_Your objective_: Show all lines holding "WEAR".

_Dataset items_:
(begin)

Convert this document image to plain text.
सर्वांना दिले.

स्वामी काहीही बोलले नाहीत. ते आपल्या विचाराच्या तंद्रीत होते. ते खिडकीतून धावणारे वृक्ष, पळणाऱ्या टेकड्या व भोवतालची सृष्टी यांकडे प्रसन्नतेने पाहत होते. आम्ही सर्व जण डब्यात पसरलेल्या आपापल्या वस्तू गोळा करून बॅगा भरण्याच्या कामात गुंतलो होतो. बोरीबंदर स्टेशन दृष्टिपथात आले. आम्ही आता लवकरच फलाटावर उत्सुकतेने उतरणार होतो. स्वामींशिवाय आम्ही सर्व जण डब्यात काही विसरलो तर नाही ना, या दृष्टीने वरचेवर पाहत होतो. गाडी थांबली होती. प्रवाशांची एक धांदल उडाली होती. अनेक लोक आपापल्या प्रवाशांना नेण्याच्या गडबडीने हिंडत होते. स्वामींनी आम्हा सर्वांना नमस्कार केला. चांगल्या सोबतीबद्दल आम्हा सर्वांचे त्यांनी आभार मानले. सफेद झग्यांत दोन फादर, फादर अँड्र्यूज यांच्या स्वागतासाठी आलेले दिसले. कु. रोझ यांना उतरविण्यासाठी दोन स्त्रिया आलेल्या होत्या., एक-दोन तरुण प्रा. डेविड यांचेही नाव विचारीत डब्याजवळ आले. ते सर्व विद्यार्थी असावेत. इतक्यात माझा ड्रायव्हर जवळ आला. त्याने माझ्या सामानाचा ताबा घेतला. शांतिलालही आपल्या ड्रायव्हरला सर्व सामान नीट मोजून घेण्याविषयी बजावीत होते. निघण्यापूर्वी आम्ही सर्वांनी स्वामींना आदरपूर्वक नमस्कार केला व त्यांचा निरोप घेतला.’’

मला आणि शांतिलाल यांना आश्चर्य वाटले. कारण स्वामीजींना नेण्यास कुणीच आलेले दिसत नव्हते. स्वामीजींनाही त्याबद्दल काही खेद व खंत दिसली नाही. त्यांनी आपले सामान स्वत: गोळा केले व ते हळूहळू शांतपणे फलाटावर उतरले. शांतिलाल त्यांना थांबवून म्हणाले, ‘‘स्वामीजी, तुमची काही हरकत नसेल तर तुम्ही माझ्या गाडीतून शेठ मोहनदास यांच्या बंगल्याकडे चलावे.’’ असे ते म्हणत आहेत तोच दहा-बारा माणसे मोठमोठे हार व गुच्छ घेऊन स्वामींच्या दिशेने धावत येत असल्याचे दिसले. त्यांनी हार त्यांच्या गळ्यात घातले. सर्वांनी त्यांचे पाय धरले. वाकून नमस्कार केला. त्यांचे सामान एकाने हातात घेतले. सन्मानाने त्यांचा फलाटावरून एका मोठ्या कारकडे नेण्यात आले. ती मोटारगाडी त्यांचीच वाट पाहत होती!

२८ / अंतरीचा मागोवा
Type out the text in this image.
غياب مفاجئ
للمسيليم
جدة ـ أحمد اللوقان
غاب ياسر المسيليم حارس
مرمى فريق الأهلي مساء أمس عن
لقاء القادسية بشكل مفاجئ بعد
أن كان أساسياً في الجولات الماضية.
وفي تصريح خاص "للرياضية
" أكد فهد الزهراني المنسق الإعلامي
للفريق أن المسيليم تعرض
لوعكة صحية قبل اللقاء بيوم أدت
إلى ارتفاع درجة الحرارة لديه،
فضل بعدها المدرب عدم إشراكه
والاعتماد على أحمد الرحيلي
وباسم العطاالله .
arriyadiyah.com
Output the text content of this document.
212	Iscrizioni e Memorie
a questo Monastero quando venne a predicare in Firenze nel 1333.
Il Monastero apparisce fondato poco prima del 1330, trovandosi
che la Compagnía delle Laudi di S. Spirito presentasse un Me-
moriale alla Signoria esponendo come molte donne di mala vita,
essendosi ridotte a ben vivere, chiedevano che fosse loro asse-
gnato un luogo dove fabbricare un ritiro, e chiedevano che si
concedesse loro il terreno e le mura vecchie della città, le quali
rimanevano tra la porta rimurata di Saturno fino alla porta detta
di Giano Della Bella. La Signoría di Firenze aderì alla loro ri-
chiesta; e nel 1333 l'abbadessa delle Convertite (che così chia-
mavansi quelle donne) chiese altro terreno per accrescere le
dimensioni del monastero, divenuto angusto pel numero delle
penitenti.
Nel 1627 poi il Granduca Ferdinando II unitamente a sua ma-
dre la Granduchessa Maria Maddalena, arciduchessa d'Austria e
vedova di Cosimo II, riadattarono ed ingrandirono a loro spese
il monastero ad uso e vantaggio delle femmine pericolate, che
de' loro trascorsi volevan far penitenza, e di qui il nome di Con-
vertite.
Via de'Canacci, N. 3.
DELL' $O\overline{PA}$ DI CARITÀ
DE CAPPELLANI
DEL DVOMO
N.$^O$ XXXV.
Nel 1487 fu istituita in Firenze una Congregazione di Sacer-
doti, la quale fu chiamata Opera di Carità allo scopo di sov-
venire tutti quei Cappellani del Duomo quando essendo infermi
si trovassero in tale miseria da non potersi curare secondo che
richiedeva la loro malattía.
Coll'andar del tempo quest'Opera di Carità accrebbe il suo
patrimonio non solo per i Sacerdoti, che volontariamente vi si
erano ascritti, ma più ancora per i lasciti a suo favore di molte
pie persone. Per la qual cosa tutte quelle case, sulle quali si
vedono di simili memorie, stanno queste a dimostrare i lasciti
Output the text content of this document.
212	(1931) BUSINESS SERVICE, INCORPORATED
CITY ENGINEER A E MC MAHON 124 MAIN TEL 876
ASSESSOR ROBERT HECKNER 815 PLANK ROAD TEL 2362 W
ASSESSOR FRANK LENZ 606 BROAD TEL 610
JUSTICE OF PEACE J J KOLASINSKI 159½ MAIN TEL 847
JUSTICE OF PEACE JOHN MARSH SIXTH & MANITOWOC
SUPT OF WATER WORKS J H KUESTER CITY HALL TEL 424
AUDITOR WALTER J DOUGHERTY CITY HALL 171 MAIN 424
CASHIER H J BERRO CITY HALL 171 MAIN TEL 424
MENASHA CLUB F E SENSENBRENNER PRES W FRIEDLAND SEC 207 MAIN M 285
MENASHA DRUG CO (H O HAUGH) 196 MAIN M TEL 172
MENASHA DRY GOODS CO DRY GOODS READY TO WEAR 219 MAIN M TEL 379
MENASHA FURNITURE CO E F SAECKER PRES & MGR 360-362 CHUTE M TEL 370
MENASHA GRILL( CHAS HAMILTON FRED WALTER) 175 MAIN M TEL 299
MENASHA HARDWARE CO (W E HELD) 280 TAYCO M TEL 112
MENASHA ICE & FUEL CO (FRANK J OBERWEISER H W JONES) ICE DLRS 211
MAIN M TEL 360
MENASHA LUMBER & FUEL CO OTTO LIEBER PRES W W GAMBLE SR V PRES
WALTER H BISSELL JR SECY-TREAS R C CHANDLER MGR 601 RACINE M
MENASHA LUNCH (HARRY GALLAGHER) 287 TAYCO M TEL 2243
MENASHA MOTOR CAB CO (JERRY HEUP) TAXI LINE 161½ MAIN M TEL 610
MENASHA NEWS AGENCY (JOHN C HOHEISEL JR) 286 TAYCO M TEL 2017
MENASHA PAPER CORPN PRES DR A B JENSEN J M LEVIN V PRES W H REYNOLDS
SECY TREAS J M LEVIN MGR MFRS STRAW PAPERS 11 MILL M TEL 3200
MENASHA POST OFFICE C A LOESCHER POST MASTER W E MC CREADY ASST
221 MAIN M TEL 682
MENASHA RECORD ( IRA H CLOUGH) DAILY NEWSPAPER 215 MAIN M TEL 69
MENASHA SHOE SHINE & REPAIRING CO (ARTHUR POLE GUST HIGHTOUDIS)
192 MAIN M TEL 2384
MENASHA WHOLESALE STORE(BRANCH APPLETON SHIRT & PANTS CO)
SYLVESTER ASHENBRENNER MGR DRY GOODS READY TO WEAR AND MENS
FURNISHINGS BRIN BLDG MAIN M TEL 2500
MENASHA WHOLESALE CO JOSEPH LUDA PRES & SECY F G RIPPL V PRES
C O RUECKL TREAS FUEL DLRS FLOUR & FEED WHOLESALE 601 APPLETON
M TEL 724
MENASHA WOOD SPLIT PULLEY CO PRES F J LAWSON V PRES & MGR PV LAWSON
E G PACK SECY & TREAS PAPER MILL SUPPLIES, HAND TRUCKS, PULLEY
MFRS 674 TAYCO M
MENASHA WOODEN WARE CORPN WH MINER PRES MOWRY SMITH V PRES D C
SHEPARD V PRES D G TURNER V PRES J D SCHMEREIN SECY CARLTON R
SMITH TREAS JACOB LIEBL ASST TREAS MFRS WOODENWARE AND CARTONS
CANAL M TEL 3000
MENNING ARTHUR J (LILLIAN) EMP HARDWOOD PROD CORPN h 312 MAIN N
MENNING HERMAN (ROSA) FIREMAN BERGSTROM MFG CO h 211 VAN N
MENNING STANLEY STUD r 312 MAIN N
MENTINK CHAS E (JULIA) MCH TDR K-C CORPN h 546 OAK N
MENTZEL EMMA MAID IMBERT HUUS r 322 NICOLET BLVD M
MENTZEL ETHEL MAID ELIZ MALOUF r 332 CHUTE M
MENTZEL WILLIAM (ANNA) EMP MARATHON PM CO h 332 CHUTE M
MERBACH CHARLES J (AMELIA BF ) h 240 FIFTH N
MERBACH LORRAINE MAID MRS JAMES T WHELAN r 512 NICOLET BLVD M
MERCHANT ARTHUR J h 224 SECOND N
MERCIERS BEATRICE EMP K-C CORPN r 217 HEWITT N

(end)

_Answer below_:
MENASHA DRY GOODS CO DRY GOODS READY TO WEAR 219 MAIN M TEL 379
SYLVESTER ASHENBRENNER MGR DRY GOODS READY TO WEAR AND MENS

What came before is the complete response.